Stored entries:
=-=-=

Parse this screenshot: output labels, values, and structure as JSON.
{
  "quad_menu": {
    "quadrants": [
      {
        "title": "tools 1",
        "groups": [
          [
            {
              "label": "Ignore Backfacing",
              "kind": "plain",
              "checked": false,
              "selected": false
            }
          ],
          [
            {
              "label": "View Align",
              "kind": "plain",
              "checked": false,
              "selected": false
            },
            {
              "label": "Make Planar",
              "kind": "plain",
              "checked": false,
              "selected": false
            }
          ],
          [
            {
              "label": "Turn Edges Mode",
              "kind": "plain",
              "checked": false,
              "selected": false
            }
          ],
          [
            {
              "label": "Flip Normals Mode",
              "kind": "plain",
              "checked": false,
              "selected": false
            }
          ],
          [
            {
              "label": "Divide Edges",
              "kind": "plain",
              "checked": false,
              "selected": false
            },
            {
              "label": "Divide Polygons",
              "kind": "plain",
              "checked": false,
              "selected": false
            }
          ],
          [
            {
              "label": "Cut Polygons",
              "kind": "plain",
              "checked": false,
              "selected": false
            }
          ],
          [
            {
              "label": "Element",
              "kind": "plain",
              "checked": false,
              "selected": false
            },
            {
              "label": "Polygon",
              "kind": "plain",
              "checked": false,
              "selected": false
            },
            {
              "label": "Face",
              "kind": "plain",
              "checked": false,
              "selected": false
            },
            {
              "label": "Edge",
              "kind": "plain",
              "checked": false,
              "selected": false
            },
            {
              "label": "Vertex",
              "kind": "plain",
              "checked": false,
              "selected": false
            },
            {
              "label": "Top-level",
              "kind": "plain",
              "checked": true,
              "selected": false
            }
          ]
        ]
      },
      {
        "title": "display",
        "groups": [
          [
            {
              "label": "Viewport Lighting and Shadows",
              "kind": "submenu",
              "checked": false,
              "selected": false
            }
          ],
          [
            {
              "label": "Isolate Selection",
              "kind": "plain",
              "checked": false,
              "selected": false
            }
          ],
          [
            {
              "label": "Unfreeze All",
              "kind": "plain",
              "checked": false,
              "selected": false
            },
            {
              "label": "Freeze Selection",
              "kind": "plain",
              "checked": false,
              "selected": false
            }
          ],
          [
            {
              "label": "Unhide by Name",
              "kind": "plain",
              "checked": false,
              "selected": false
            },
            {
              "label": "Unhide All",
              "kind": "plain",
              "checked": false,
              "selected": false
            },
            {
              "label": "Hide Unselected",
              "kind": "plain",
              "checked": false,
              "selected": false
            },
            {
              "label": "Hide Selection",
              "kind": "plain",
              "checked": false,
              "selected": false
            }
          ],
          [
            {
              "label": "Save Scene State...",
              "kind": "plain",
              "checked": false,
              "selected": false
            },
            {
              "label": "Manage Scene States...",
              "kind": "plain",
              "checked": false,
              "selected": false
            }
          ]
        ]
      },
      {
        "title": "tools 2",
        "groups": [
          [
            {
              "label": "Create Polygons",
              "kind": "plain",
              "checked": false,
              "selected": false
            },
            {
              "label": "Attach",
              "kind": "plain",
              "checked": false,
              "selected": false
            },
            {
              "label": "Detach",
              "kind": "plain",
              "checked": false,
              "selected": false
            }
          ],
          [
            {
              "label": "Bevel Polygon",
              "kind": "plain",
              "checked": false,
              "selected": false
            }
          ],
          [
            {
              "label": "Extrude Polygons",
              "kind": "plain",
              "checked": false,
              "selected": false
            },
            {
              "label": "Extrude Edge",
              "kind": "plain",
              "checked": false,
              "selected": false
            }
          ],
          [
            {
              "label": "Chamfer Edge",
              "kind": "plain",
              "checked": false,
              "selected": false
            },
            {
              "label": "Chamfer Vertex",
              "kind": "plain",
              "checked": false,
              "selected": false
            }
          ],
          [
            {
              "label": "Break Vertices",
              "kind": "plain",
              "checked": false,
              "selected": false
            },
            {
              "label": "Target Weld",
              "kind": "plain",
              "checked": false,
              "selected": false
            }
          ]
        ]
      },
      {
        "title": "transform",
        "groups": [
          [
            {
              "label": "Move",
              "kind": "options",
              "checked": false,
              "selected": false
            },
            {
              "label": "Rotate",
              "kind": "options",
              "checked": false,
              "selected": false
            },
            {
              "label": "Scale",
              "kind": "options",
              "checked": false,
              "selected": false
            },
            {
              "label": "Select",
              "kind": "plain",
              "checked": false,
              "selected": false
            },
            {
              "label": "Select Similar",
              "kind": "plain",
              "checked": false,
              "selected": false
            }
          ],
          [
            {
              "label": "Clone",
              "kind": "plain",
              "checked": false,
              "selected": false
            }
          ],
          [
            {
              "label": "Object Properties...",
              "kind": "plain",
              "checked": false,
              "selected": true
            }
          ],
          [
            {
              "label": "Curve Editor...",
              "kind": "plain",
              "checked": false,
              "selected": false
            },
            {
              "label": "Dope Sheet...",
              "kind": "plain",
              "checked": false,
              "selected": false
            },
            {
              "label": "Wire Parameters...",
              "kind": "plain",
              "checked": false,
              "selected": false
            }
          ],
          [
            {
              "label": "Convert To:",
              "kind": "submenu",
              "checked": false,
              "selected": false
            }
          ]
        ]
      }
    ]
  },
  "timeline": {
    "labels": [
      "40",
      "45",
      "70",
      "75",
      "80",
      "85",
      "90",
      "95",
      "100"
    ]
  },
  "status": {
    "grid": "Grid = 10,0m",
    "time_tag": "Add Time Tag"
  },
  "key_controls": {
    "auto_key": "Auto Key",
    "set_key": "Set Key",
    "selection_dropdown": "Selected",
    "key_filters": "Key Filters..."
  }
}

=-=-=

=== Stated exercise ===
Take each line containing the string "Extrude" and copy it out.

=== Output for this exercise ===
              "label": "Extrude Polygons",
              "label": "Extrude Edge",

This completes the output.